---------- DATASET ROWS

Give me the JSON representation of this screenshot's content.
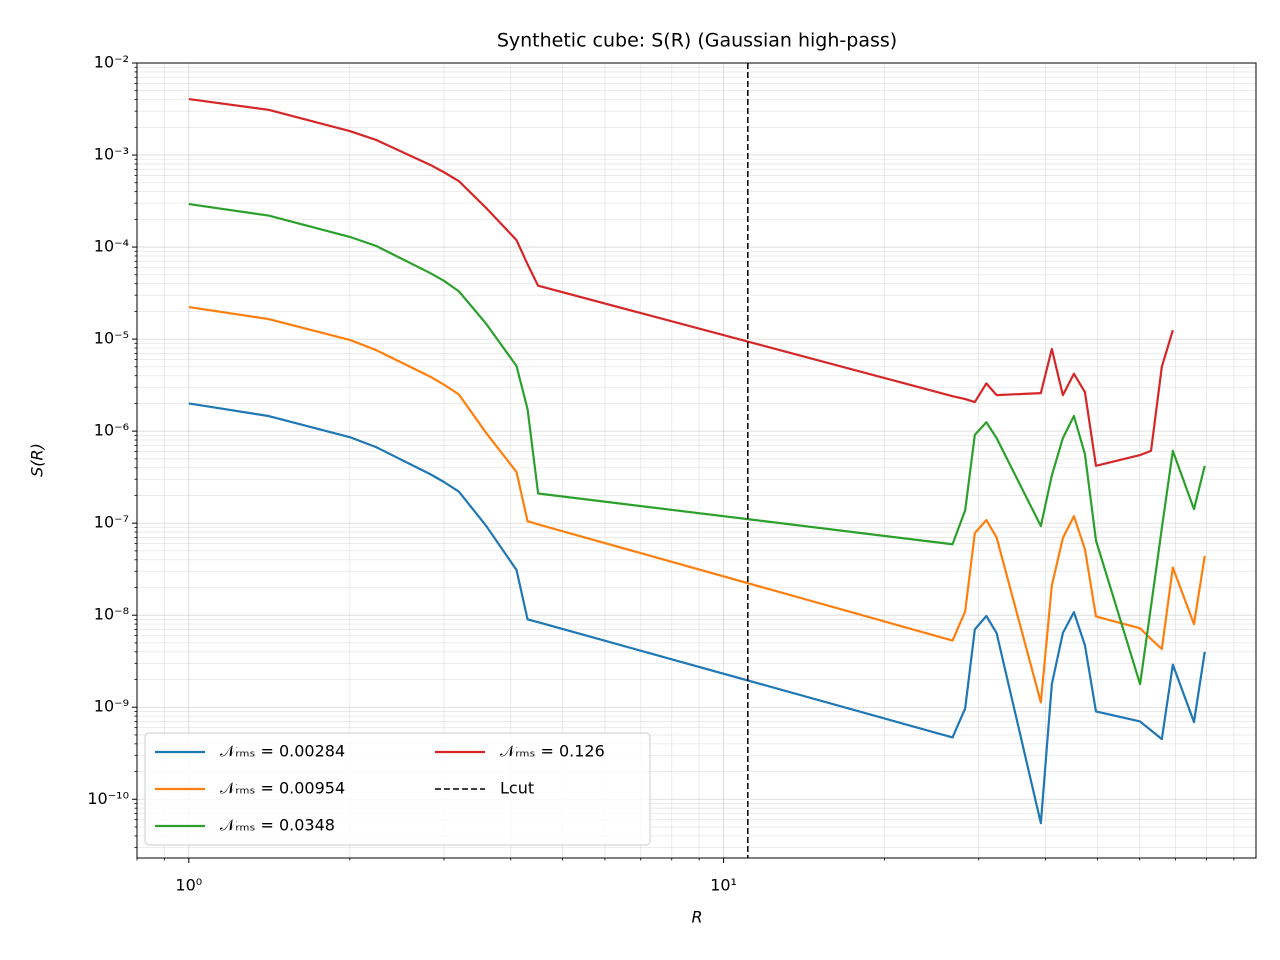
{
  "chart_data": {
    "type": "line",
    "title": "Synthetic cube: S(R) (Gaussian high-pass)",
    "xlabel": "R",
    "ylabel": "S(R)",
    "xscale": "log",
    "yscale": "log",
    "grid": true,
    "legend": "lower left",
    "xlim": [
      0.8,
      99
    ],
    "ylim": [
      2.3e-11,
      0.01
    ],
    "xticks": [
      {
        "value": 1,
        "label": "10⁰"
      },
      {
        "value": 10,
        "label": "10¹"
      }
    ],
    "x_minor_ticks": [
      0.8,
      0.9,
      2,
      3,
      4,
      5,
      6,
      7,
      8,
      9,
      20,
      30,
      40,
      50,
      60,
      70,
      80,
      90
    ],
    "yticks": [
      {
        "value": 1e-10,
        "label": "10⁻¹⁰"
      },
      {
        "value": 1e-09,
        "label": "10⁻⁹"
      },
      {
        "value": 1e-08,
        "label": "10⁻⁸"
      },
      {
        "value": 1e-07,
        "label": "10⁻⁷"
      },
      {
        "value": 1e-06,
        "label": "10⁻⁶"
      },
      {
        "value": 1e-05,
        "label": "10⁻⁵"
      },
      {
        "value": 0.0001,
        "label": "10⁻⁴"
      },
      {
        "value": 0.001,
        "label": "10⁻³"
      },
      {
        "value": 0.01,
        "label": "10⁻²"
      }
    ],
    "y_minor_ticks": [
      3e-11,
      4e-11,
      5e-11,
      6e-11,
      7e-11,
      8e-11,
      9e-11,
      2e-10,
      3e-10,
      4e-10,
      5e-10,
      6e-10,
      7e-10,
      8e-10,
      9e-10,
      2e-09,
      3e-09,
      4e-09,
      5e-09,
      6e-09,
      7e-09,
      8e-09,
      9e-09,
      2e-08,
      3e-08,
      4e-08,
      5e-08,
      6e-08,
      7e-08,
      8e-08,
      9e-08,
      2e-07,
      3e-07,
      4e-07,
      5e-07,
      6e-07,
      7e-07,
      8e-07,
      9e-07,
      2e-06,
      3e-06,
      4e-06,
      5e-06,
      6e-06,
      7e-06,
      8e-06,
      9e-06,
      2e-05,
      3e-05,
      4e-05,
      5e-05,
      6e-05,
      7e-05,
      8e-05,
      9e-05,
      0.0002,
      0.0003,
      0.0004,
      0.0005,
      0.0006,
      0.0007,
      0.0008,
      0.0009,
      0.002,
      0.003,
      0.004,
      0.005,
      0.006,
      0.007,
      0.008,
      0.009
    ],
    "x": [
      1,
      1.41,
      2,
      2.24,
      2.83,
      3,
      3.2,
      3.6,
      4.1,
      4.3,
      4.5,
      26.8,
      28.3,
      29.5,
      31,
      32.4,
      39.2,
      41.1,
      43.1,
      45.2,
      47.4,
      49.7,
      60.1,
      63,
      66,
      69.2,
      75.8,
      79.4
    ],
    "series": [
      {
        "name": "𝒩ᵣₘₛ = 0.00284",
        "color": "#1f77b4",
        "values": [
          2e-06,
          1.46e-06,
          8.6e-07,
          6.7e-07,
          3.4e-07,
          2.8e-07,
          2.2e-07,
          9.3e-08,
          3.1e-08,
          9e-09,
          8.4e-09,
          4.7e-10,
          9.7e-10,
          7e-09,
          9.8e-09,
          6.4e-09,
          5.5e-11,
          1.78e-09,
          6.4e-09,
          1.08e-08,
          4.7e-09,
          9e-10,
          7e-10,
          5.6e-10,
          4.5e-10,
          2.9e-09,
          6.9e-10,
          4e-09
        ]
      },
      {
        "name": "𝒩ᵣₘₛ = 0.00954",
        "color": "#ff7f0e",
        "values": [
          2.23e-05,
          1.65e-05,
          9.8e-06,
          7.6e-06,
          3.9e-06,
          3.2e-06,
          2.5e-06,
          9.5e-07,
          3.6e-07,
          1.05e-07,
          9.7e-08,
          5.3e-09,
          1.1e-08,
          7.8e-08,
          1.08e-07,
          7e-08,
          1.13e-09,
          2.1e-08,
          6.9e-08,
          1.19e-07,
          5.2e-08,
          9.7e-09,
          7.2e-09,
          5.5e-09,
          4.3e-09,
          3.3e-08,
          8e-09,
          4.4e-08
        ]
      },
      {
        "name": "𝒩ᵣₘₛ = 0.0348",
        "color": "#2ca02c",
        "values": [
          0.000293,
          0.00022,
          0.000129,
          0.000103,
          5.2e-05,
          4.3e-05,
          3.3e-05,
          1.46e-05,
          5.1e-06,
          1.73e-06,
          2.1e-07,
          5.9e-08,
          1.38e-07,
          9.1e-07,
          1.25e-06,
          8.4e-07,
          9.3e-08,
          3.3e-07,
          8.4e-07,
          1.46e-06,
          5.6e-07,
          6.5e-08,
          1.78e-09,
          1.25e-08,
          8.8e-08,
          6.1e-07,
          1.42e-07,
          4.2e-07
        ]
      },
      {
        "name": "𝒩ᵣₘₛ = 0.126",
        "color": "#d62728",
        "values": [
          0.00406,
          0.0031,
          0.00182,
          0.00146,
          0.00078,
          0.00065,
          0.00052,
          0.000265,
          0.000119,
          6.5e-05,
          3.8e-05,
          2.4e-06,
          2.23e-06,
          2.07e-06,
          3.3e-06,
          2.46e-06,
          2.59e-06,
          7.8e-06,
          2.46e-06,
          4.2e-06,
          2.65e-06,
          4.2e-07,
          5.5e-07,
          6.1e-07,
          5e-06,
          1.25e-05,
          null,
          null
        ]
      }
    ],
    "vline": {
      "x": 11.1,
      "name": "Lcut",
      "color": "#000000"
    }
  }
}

--------------------
---------- DATASET ROWS

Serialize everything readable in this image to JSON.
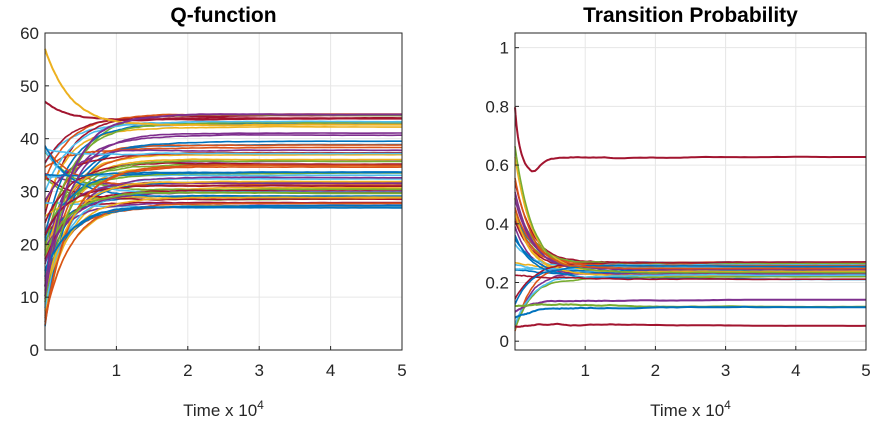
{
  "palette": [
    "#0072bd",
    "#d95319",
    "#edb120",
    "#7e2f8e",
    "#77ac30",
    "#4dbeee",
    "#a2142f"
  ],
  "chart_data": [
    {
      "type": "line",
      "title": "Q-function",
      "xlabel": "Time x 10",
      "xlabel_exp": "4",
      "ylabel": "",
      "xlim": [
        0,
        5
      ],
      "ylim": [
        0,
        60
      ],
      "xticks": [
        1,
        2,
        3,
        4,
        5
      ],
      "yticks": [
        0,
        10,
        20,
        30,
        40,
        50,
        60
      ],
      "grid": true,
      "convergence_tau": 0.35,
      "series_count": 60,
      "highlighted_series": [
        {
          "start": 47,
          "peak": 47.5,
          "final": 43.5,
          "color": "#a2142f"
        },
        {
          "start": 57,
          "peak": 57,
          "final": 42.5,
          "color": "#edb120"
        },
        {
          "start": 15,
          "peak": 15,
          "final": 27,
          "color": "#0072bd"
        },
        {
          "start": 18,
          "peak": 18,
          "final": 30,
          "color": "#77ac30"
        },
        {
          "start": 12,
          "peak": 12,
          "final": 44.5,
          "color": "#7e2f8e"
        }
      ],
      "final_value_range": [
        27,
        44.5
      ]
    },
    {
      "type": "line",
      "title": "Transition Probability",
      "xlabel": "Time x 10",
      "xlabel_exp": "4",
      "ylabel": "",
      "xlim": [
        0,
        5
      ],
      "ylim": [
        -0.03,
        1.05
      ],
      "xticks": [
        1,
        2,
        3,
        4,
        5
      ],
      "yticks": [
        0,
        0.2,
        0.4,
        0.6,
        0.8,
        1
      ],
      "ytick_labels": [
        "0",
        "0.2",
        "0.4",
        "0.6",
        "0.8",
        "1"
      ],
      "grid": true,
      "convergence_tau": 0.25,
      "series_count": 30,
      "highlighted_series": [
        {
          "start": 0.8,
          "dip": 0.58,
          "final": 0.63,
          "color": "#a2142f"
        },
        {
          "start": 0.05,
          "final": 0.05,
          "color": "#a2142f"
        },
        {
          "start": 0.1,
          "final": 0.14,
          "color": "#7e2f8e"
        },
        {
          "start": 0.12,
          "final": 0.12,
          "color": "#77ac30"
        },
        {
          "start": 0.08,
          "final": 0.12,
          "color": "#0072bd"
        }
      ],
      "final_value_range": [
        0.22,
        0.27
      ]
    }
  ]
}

--------------------
---------- DATASET ROWS

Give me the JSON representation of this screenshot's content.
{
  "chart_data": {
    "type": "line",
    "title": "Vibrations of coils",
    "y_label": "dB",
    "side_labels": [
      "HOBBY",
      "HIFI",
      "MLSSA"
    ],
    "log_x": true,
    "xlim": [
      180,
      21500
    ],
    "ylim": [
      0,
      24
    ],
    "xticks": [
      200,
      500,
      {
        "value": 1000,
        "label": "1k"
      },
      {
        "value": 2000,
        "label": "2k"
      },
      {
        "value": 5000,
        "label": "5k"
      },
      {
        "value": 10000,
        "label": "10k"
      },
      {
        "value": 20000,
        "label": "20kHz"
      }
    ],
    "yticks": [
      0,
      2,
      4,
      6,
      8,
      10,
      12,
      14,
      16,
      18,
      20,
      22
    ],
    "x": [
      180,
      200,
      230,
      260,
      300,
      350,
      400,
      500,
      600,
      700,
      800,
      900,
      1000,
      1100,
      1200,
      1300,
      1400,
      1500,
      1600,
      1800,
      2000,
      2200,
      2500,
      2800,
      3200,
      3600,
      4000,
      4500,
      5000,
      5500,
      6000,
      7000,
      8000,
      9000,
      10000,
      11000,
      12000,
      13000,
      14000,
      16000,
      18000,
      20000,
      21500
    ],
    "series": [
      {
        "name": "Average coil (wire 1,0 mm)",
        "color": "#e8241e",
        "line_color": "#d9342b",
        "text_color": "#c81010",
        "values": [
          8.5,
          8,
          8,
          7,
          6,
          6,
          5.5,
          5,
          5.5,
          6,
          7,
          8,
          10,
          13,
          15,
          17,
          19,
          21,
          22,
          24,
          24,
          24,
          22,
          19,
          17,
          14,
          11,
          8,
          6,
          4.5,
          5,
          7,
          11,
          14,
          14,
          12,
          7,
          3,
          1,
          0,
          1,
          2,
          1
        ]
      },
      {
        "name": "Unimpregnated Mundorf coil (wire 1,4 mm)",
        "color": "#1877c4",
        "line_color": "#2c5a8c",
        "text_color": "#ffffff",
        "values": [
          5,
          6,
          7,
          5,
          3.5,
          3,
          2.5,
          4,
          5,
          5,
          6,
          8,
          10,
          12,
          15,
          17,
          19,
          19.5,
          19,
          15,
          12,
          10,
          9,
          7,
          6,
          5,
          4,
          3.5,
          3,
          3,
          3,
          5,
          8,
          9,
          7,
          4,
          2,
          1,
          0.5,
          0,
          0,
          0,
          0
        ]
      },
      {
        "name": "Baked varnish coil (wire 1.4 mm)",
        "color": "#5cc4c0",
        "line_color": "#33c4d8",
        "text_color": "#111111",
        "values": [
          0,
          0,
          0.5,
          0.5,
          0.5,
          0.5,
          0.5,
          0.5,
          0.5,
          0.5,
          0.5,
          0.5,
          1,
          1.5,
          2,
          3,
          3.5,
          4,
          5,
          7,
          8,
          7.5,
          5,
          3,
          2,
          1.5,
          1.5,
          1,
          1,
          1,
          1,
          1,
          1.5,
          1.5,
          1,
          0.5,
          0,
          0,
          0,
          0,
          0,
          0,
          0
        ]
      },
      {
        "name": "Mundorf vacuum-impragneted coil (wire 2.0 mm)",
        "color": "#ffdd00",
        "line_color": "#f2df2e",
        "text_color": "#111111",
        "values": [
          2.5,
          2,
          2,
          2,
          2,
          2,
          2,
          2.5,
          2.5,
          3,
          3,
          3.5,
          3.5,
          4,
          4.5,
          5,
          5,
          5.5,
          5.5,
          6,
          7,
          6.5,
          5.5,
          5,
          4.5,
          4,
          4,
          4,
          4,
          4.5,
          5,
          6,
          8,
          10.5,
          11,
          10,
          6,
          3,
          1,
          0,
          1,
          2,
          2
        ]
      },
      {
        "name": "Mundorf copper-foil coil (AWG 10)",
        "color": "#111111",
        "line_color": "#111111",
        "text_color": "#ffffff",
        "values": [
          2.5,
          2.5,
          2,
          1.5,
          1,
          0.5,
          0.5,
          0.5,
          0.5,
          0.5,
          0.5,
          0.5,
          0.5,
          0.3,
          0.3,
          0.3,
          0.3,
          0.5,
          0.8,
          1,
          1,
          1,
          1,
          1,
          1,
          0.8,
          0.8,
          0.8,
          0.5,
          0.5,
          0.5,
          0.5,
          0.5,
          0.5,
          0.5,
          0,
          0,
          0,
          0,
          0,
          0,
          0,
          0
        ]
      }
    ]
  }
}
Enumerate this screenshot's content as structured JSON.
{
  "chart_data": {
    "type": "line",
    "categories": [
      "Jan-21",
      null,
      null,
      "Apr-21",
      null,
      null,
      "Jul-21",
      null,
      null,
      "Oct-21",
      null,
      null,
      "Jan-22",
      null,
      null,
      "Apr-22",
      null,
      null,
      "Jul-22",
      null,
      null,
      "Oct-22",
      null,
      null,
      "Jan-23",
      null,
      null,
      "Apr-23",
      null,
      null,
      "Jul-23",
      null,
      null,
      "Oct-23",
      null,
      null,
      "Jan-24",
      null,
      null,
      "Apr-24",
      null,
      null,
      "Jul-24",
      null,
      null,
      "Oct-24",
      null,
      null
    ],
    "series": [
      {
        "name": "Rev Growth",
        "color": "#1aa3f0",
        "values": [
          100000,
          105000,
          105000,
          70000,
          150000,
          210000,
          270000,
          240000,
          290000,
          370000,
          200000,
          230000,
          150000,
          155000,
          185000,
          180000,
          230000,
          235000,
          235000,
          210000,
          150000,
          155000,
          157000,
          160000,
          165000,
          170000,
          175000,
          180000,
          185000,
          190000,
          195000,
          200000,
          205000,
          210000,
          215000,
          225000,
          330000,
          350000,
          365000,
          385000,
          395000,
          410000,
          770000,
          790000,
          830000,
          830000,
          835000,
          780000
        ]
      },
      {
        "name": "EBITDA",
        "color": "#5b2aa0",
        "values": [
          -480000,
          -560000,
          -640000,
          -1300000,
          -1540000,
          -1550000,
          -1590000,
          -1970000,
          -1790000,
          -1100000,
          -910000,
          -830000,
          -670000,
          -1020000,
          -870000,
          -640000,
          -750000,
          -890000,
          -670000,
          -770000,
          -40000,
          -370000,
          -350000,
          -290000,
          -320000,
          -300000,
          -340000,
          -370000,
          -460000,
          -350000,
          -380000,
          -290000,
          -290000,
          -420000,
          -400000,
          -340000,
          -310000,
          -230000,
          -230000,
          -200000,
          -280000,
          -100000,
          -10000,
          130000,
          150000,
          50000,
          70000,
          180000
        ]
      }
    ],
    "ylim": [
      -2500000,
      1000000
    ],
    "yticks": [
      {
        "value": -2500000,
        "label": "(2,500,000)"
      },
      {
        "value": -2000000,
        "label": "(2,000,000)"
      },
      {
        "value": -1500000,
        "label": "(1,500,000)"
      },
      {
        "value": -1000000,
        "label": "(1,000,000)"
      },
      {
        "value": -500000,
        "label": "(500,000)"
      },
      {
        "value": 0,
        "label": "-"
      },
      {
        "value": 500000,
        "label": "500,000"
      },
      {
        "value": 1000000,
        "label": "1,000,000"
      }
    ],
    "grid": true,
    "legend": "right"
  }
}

--------------------

Tell how many lines contain the word "title", using only the number.

4